■ Data entries:

----------

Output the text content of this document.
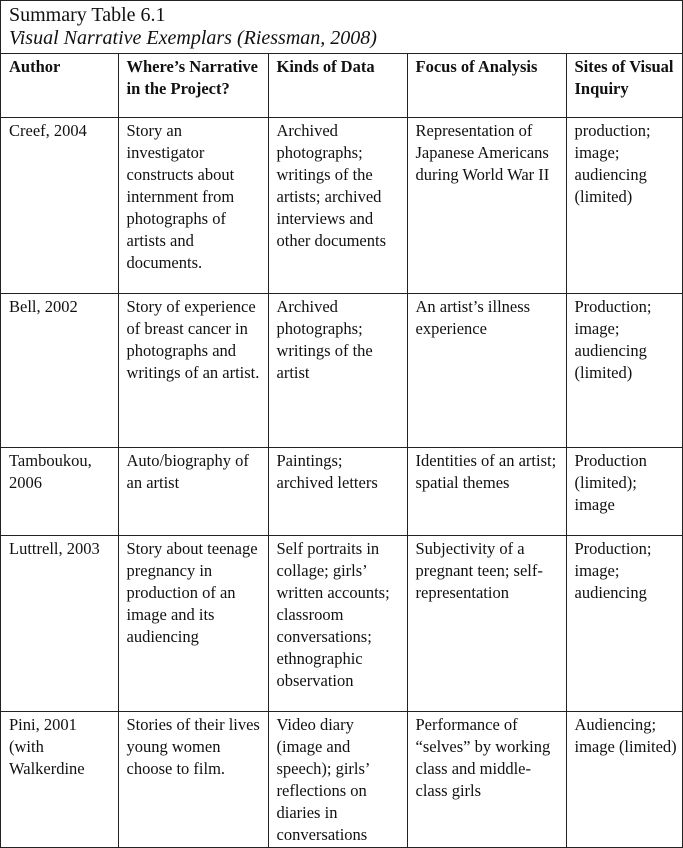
Summary Table 6.1
Visual Narrative Exemplars (Riessman, 2008)
Author	Where’s Narrative in the Project?	Kinds of Data	Focus of Analysis	Sites of Visual Inquiry
Creef, 2004	Story an investigator constructs about internment from photographs of artists and documents.	Archived photographs; writings of the artists; archived interviews and other documents	Representation of Japanese Americans during World War II	production; image; audiencing (limited)
Bell, 2002	Story of experience of breast cancer in photographs and writings of an artist.	Archived photographs; writings of the artist	An artist’s illness experience	Production; image; audiencing (limited)
Tamboukou, 2006	Auto/biography of an artist	Paintings; archived letters	Identities of an artist; spatial themes	Production (limited); image
Luttrell, 2003	Story about teenage pregnancy in production of an image and its audiencing	Self portraits in collage; girls’ written accounts; classroom conversations; ethnographic observation	Subjectivity of a pregnant teen; self-representation	Production; image; audiencing
Pini, 2001 (with Walkerdine	Stories of their lives young women choose to film.	Video diary (image and speech); girls’ reflections on diaries in conversations	Performance of “selves” by working class and middle-class girls	Audiencing; image (limited)
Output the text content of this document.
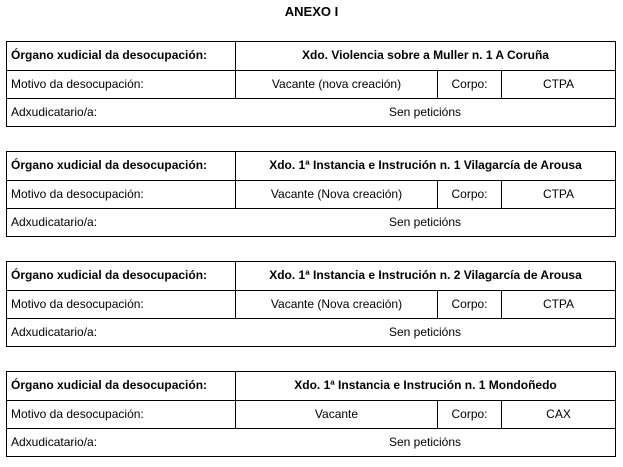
ANEXO I
Órgano xudicial da desocupación:	Xdo. Violencia sobre a Muller n. 1 A Coruña
Motivo da desocupación:	Vacante (nova creación)	Corpo:	CTPA
Adxudicatario/a:	Sen peticións
Órgano xudicial da desocupación:	Xdo. 1ª Instancia e Instrución n. 1 Vilagarcía de Arousa
Motivo da desocupación:	Vacante (Nova creación)	Corpo:	CTPA
Adxudicatario/a:	Sen peticións
Órgano xudicial da desocupación:	Xdo. 1ª Instancia e Instrución n. 2 Vilagarcía de Arousa
Motivo da desocupación:	Vacante (Nova creación)	Corpo:	CTPA
Adxudicatario/a:	Sen peticións
Órgano xudicial da desocupación:	Xdo. 1ª Instancia e Instrución n. 1 Mondoñedo
Motivo da desocupación:	Vacante	Corpo:	CAX
Adxudicatario/a:	Sen peticións
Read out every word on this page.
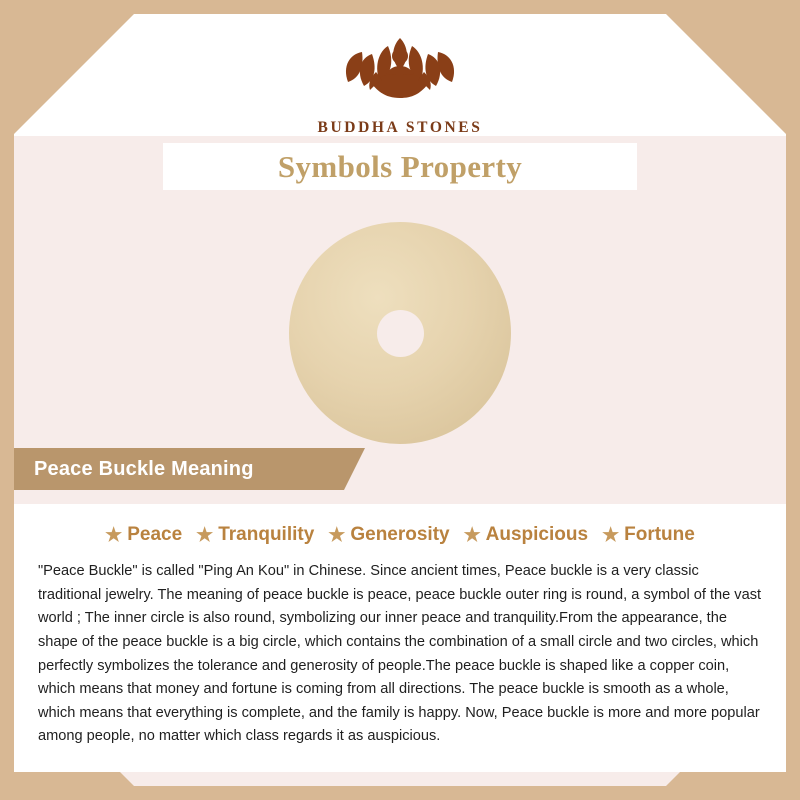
BUDDHA STONES
Symbols Property
Peace Buckle Meaning
★ Peace ★ Tranquility ★ Generosity ★ Auspicious ★ Fortune

"Peace Buckle" is called "Ping An Kou" in Chinese. Since ancient times, Peace buckle is a very classic traditional jewelry. The meaning of peace buckle is peace, peace buckle outer ring is round, a symbol of the vast world ; The inner circle is also round, symbolizing our inner peace and tranquility.From the appearance, the shape of the peace buckle is a big circle, which contains the combination of a small circle and two circles, which perfectly symbolizes the tolerance and generosity of people.The peace buckle is shaped like a copper coin, which means that money and fortune is coming from all directions. The peace buckle is smooth as a whole, which means that everything is complete, and the family is happy. Now, Peace buckle is more and more popular among people, no matter which class regards it as auspicious.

----------

■ WHAT TO PRODUCE: Consider the entries above and return each line with the string "Arousa".

■ COMPLETED EXERCISE:
Órgano xudicial da desocupación:	Xdo. 1ª Instancia e Instrución n. 1 Vilagarcía de Arousa
Órgano xudicial da desocupación:	Xdo. 1ª Instancia e Instrución n. 2 Vilagarcía de Arousa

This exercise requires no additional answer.